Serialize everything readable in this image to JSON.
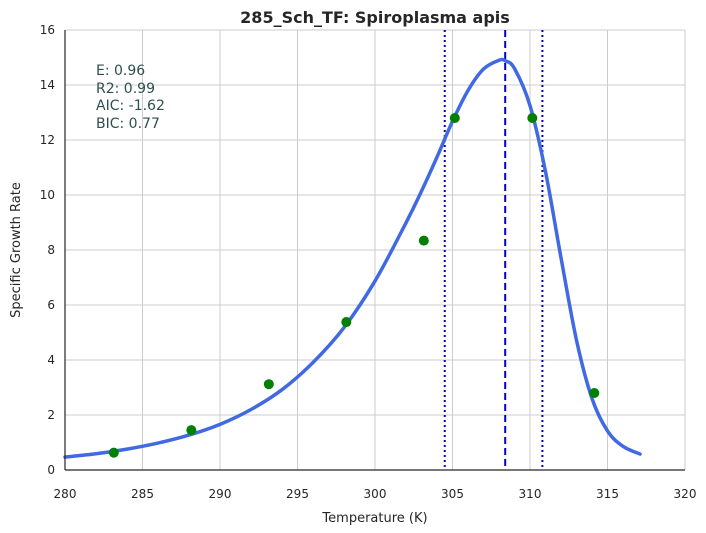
{
  "chart_data": {
    "type": "scatter",
    "title": "285_Sch_TF: Spiroplasma apis",
    "xlabel": "Temperature (K)",
    "ylabel": "Specific Growth Rate",
    "xlim": [
      280,
      320
    ],
    "ylim": [
      0,
      16
    ],
    "xticks": [
      "280",
      "285",
      "290",
      "295",
      "300",
      "305",
      "310",
      "315",
      "320"
    ],
    "yticks": [
      "0",
      "2",
      "4",
      "6",
      "8",
      "10",
      "12",
      "14",
      "16"
    ],
    "grid": true,
    "points": {
      "color": "#008000",
      "x": [
        283.15,
        288.15,
        293.15,
        298.15,
        303.15,
        305.15,
        310.15,
        314.15
      ],
      "y": [
        0.63,
        1.45,
        3.12,
        5.38,
        8.34,
        12.8,
        12.8,
        2.8
      ]
    },
    "fit_curve": {
      "color": "#4169e1",
      "x": [
        280,
        282,
        284,
        286,
        288,
        290,
        292,
        294,
        296,
        298,
        300,
        302,
        303,
        304,
        305,
        306,
        307,
        308,
        308.4,
        309,
        310,
        311,
        312,
        313,
        314,
        315,
        316,
        317.1
      ],
      "y": [
        0.47,
        0.59,
        0.76,
        0.98,
        1.27,
        1.66,
        2.2,
        2.92,
        3.91,
        5.18,
        6.87,
        8.99,
        10.14,
        11.38,
        12.68,
        13.8,
        14.58,
        14.9,
        14.88,
        14.6,
        13.25,
        10.85,
        7.72,
        4.72,
        2.6,
        1.42,
        0.86,
        0.58
      ]
    },
    "peak_line": {
      "x": 308.4,
      "color": "#0000cd",
      "style": "dashed"
    },
    "bound_lines": {
      "x": [
        304.5,
        310.8
      ],
      "color": "#0000cd",
      "style": "dotted"
    },
    "annotations": [
      "E:  0.96",
      "R2:  0.99",
      "AIC: -1.62",
      "BIC: 0.77"
    ]
  }
}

== == ==

Which lines in the listing above hold the word "color"? Show each of them.

Result:
      "color": "#008000",
      "color": "#4169e1",
      "color": "#0000cd",
      "color": "#0000cd",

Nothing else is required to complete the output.